Below is the data. Give it again, complete and exact.

++++ Provided data ++++

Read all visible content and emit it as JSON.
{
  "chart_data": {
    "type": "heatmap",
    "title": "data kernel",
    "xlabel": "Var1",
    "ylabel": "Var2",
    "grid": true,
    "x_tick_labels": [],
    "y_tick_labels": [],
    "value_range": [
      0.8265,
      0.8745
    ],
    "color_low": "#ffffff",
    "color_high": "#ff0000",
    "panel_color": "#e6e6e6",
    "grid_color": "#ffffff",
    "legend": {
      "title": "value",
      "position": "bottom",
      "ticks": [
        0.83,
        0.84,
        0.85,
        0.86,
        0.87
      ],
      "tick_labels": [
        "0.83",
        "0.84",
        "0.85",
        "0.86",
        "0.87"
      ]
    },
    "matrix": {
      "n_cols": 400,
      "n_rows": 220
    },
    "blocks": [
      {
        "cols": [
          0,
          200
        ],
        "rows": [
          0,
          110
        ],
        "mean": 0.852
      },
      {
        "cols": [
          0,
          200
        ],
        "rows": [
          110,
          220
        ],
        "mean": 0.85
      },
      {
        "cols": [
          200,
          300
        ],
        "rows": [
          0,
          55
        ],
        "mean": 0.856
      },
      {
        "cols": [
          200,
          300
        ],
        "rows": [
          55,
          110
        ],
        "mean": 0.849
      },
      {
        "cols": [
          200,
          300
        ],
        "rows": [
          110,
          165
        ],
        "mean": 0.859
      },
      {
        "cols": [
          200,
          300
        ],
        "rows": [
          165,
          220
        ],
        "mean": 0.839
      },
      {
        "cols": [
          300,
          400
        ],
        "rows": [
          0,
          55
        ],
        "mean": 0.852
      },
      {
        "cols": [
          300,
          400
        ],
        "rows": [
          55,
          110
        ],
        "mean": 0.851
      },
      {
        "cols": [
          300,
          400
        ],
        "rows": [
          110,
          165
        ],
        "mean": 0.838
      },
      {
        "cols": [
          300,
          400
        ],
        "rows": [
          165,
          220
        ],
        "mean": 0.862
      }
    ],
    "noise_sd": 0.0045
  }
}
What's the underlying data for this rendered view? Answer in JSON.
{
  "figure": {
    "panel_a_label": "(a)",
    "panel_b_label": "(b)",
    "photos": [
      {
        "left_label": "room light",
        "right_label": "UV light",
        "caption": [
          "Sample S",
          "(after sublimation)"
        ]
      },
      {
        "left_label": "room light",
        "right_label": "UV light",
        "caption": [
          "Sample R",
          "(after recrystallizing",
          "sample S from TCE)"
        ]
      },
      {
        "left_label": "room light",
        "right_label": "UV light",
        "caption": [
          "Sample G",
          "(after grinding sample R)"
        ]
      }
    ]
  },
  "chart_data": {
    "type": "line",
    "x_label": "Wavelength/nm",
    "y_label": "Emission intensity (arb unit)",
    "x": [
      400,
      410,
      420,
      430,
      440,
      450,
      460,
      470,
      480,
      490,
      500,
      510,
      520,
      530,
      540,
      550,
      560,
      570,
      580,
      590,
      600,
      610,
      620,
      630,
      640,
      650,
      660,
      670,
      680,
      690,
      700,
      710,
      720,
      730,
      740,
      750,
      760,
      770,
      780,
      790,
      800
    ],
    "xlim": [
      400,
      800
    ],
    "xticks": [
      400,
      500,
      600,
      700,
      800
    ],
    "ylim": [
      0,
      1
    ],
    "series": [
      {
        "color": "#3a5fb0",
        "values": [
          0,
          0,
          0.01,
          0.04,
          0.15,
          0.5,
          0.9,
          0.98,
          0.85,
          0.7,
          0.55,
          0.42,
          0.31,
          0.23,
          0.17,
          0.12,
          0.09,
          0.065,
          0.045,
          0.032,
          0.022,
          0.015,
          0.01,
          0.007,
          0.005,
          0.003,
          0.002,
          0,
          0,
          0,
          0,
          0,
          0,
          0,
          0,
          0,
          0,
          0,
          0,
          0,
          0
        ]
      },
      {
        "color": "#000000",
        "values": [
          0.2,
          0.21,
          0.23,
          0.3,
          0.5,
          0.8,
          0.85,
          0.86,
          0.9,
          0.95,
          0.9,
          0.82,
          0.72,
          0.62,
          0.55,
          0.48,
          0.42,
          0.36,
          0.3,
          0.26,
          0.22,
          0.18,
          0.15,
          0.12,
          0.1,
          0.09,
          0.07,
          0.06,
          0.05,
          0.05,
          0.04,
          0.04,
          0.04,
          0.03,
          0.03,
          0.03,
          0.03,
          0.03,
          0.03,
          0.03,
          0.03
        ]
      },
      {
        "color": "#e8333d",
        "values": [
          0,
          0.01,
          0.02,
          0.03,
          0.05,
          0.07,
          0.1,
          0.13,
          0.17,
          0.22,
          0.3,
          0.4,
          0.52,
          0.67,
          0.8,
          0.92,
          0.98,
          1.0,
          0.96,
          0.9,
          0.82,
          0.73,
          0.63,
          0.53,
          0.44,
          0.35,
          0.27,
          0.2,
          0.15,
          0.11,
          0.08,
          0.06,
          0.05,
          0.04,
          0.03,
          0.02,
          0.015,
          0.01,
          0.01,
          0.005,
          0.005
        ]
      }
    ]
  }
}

++++

▸ **Solution to the problem**
Read all visible content and emit it as JSON.
{
  "chart_data": {
    "type": "heatmap",
    "title": "data kernel",
    "xlabel": "Var1",
    "ylabel": "Var2",
    "grid": true,
    "x_tick_labels": [],
    "y_tick_labels": [],
    "value_range": [
      0.8265,
      0.8745
    ],
    "color_low": "#ffffff",
    "color_high": "#ff0000",
    "panel_color": "#e6e6e6",
    "grid_color": "#ffffff",
    "legend": {
      "title": "value",
      "position": "bottom",
      "ticks": [
        0.83,
        0.84,
        0.85,
        0.86,
        0.87
      ],
      "tick_labels": [
        "0.83",
        "0.84",
        "0.85",
        "0.86",
        "0.87"
      ]
    },
    "matrix": {
      "n_cols": 400,
      "n_rows": 220
    },
    "blocks": [
      {
        "cols": [
          0,
          200
        ],
        "rows": [
          0,
          110
        ],
        "mean": 0.852
      },
      {
        "cols": [
          0,
          200
        ],
        "rows": [
          110,
          220
        ],
        "mean": 0.85
      },
      {
        "cols": [
          200,
          300
        ],
        "rows": [
          0,
          55
        ],
        "mean": 0.856
      },
      {
        "cols": [
          200,
          300
        ],
        "rows": [
          55,
          110
        ],
        "mean": 0.849
      },
      {
        "cols": [
          200,
          300
        ],
        "rows": [
          110,
          165
        ],
        "mean": 0.859
      },
      {
        "cols": [
          200,
          300
        ],
        "rows": [
          165,
          220
        ],
        "mean": 0.839
      },
      {
        "cols": [
          300,
          400
        ],
        "rows": [
          0,
          55
        ],
        "mean": 0.852
      },
      {
        "cols": [
          300,
          400
        ],
        "rows": [
          55,
          110
        ],
        "mean": 0.851
      },
      {
        "cols": [
          300,
          400
        ],
        "rows": [
          110,
          165
        ],
        "mean": 0.838
      },
      {
        "cols": [
          300,
          400
        ],
        "rows": [
          165,
          220
        ],
        "mean": 0.862
      }
    ],
    "noise_sd": 0.0045
  }
}
What's the underlying data for this rendered view? Answer in JSON.
{
  "figure": {
    "panel_a_label": "(a)",
    "panel_b_label": "(b)",
    "photos": [
      {
        "left_label": "room light",
        "right_label": "UV light",
        "caption": [
          "Sample S",
          "(after sublimation)"
        ]
      },
      {
        "left_label": "room light",
        "right_label": "UV light",
        "caption": [
          "Sample R",
          "(after recrystallizing",
          "sample S from TCE)"
        ]
      },
      {
        "left_label": "room light",
        "right_label": "UV light",
        "caption": [
          "Sample G",
          "(after grinding sample R)"
        ]
      }
    ]
  },
  "chart_data": {
    "type": "line",
    "x_label": "Wavelength/nm",
    "y_label": "Emission intensity (arb unit)",
    "x": [
      400,
      410,
      420,
      430,
      440,
      450,
      460,
      470,
      480,
      490,
      500,
      510,
      520,
      530,
      540,
      550,
      560,
      570,
      580,
      590,
      600,
      610,
      620,
      630,
      640,
      650,
      660,
      670,
      680,
      690,
      700,
      710,
      720,
      730,
      740,
      750,
      760,
      770,
      780,
      790,
      800
    ],
    "xlim": [
      400,
      800
    ],
    "xticks": [
      400,
      500,
      600,
      700,
      800
    ],
    "ylim": [
      0,
      1
    ],
    "series": [
      {
        "color": "#3a5fb0",
        "values": [
          0,
          0,
          0.01,
          0.04,
          0.15,
          0.5,
          0.9,
          0.98,
          0.85,
          0.7,
          0.55,
          0.42,
          0.31,
          0.23,
          0.17,
          0.12,
          0.09,
          0.065,
          0.045,
          0.032,
          0.022,
          0.015,
          0.01,
          0.007,
          0.005,
          0.003,
          0.002,
          0,
          0,
          0,
          0,
          0,
          0,
          0,
          0,
          0,
          0,
          0,
          0,
          0,
          0
        ]
      },
      {
        "color": "#000000",
        "values": [
          0.2,
          0.21,
          0.23,
          0.3,
          0.5,
          0.8,
          0.85,
          0.86,
          0.9,
          0.95,
          0.9,
          0.82,
          0.72,
          0.62,
          0.55,
          0.48,
          0.42,
          0.36,
          0.3,
          0.26,
          0.22,
          0.18,
          0.15,
          0.12,
          0.1,
          0.09,
          0.07,
          0.06,
          0.05,
          0.05,
          0.04,
          0.04,
          0.04,
          0.03,
          0.03,
          0.03,
          0.03,
          0.03,
          0.03,
          0.03,
          0.03
        ]
      },
      {
        "color": "#e8333d",
        "values": [
          0,
          0.01,
          0.02,
          0.03,
          0.05,
          0.07,
          0.1,
          0.13,
          0.17,
          0.22,
          0.3,
          0.4,
          0.52,
          0.67,
          0.8,
          0.92,
          0.98,
          1.0,
          0.96,
          0.9,
          0.82,
          0.73,
          0.63,
          0.53,
          0.44,
          0.35,
          0.27,
          0.2,
          0.15,
          0.11,
          0.08,
          0.06,
          0.05,
          0.04,
          0.03,
          0.02,
          0.015,
          0.01,
          0.01,
          0.005,
          0.005
        ]
      }
    ]
  }
}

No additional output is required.